• [What you have to do] Copy out the listing that follows, exact in every word, and skip the images.

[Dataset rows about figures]

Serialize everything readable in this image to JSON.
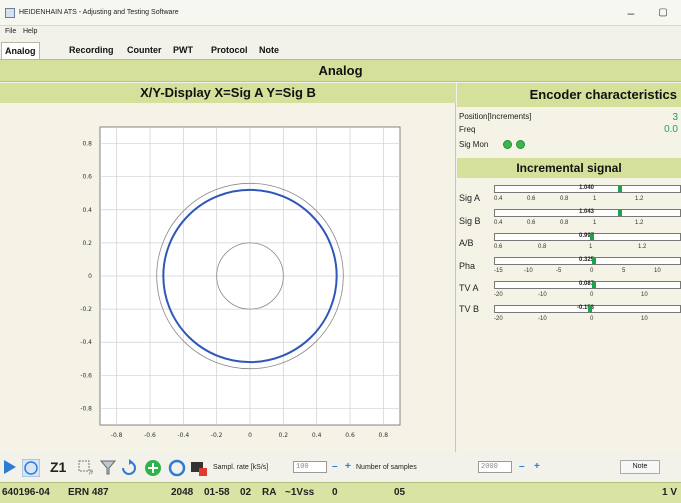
{
  "window": {
    "title": "HEIDENHAIN ATS - Adjusting and Testing Software",
    "minimize": "–",
    "maximize": "▢"
  },
  "menu": [
    "File",
    "Help"
  ],
  "tabs": [
    "Analog",
    "Recording",
    "Counter",
    "PWT",
    "Protocol",
    "Note"
  ],
  "active_tab": "Analog",
  "section_title": "Analog",
  "xy_display": {
    "title": "X/Y-Display X=Sig A Y=Sig B",
    "y_ticks": [
      "0.8",
      "0.6",
      "0.4",
      "0.2",
      "0",
      "-0.2",
      "-0.4",
      "-0.6",
      "-0.8"
    ],
    "x_ticks": [
      "-0.8",
      "-0.6",
      "-0.4",
      "-0.2",
      "0",
      "0.2",
      "0.4",
      "0.6",
      "0.8"
    ]
  },
  "chart_data": {
    "type": "scatter",
    "title": "X/Y-Display X=Sig A Y=Sig B",
    "xlabel": "",
    "ylabel": "",
    "xlim": [
      -0.9,
      0.9
    ],
    "ylim": [
      -0.9,
      0.9
    ],
    "grid": true,
    "reference_circles": [
      {
        "radius": 0.2,
        "color": "#888888"
      },
      {
        "radius": 0.56,
        "color": "#888888"
      }
    ],
    "series": [
      {
        "shape": "circle",
        "center": [
          0,
          0
        ],
        "radius": 0.52,
        "color": "#2f57b8"
      }
    ]
  },
  "encoder": {
    "title": "Encoder characteristics",
    "position_label": "Position[Increments]",
    "position_value": "3",
    "freq_label": "Freq",
    "freq_value": "0.0",
    "sigmon_label": "Sig Mon",
    "led_color": "#3cb54a"
  },
  "incremental": {
    "title": "Incremental signal",
    "meters": [
      {
        "label": "Sig A",
        "value": "1.040",
        "ticks": [
          "0.4",
          "0.6",
          "0.8",
          "1",
          "1.2"
        ]
      },
      {
        "label": "Sig B",
        "value": "1.043",
        "ticks": [
          "0.4",
          "0.6",
          "0.8",
          "1",
          "1.2"
        ]
      },
      {
        "label": "A/B",
        "value": "0.997",
        "ticks": [
          "0.6",
          "0.8",
          "1",
          "1.2"
        ]
      },
      {
        "label": "Pha",
        "value": "0.325",
        "ticks": [
          "-15",
          "-10",
          "-5",
          "0",
          "5",
          "10"
        ]
      },
      {
        "label": "TV A",
        "value": "0.087",
        "ticks": [
          "-20",
          "-10",
          "0",
          "10"
        ]
      },
      {
        "label": "TV B",
        "value": "-0.153",
        "ticks": [
          "-20",
          "-10",
          "0",
          "10"
        ]
      }
    ]
  },
  "toolbar": {
    "zoom_label": "Z1",
    "sample_rate_label": "Sampl. rate [kS/s]",
    "sample_rate_value": "100",
    "samples_label": "Number of samples",
    "samples_value": "2000",
    "note_label": "Note"
  },
  "status": {
    "id": "640196-04",
    "model": "ERN 487",
    "lines": "2048",
    "code1": "01-58",
    "code2": "02",
    "type": "RA",
    "signal": "~1Vss",
    "value": "0",
    "extra": "05",
    "right": "1 V"
  }
}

• [Output for this exercise]
Serialize everything readable in this image to JSON.
{
  "window": {
    "title": "HEIDENHAIN ATS - Adjusting and Testing Software",
    "minimize": "–",
    "maximize": "▢"
  },
  "menu": [
    "File",
    "Help"
  ],
  "tabs": [
    "Analog",
    "Recording",
    "Counter",
    "PWT",
    "Protocol",
    "Note"
  ],
  "active_tab": "Analog",
  "section_title": "Analog",
  "xy_display": {
    "title": "X/Y-Display X=Sig A Y=Sig B",
    "y_ticks": [
      "0.8",
      "0.6",
      "0.4",
      "0.2",
      "0",
      "-0.2",
      "-0.4",
      "-0.6",
      "-0.8"
    ],
    "x_ticks": [
      "-0.8",
      "-0.6",
      "-0.4",
      "-0.2",
      "0",
      "0.2",
      "0.4",
      "0.6",
      "0.8"
    ]
  },
  "chart_data": {
    "type": "scatter",
    "title": "X/Y-Display X=Sig A Y=Sig B",
    "xlabel": "",
    "ylabel": "",
    "xlim": [
      -0.9,
      0.9
    ],
    "ylim": [
      -0.9,
      0.9
    ],
    "grid": true,
    "reference_circles": [
      {
        "radius": 0.2,
        "color": "#888888"
      },
      {
        "radius": 0.56,
        "color": "#888888"
      }
    ],
    "series": [
      {
        "shape": "circle",
        "center": [
          0,
          0
        ],
        "radius": 0.52,
        "color": "#2f57b8"
      }
    ]
  },
  "encoder": {
    "title": "Encoder characteristics",
    "position_label": "Position[Increments]",
    "position_value": "3",
    "freq_label": "Freq",
    "freq_value": "0.0",
    "sigmon_label": "Sig Mon",
    "led_color": "#3cb54a"
  },
  "incremental": {
    "title": "Incremental signal",
    "meters": [
      {
        "label": "Sig A",
        "value": "1.040",
        "ticks": [
          "0.4",
          "0.6",
          "0.8",
          "1",
          "1.2"
        ]
      },
      {
        "label": "Sig B",
        "value": "1.043",
        "ticks": [
          "0.4",
          "0.6",
          "0.8",
          "1",
          "1.2"
        ]
      },
      {
        "label": "A/B",
        "value": "0.997",
        "ticks": [
          "0.6",
          "0.8",
          "1",
          "1.2"
        ]
      },
      {
        "label": "Pha",
        "value": "0.325",
        "ticks": [
          "-15",
          "-10",
          "-5",
          "0",
          "5",
          "10"
        ]
      },
      {
        "label": "TV A",
        "value": "0.087",
        "ticks": [
          "-20",
          "-10",
          "0",
          "10"
        ]
      },
      {
        "label": "TV B",
        "value": "-0.153",
        "ticks": [
          "-20",
          "-10",
          "0",
          "10"
        ]
      }
    ]
  },
  "toolbar": {
    "zoom_label": "Z1",
    "sample_rate_label": "Sampl. rate [kS/s]",
    "sample_rate_value": "100",
    "samples_label": "Number of samples",
    "samples_value": "2000",
    "note_label": "Note"
  },
  "status": {
    "id": "640196-04",
    "model": "ERN 487",
    "lines": "2048",
    "code1": "01-58",
    "code2": "02",
    "type": "RA",
    "signal": "~1Vss",
    "value": "0",
    "extra": "05",
    "right": "1 V"
  }
}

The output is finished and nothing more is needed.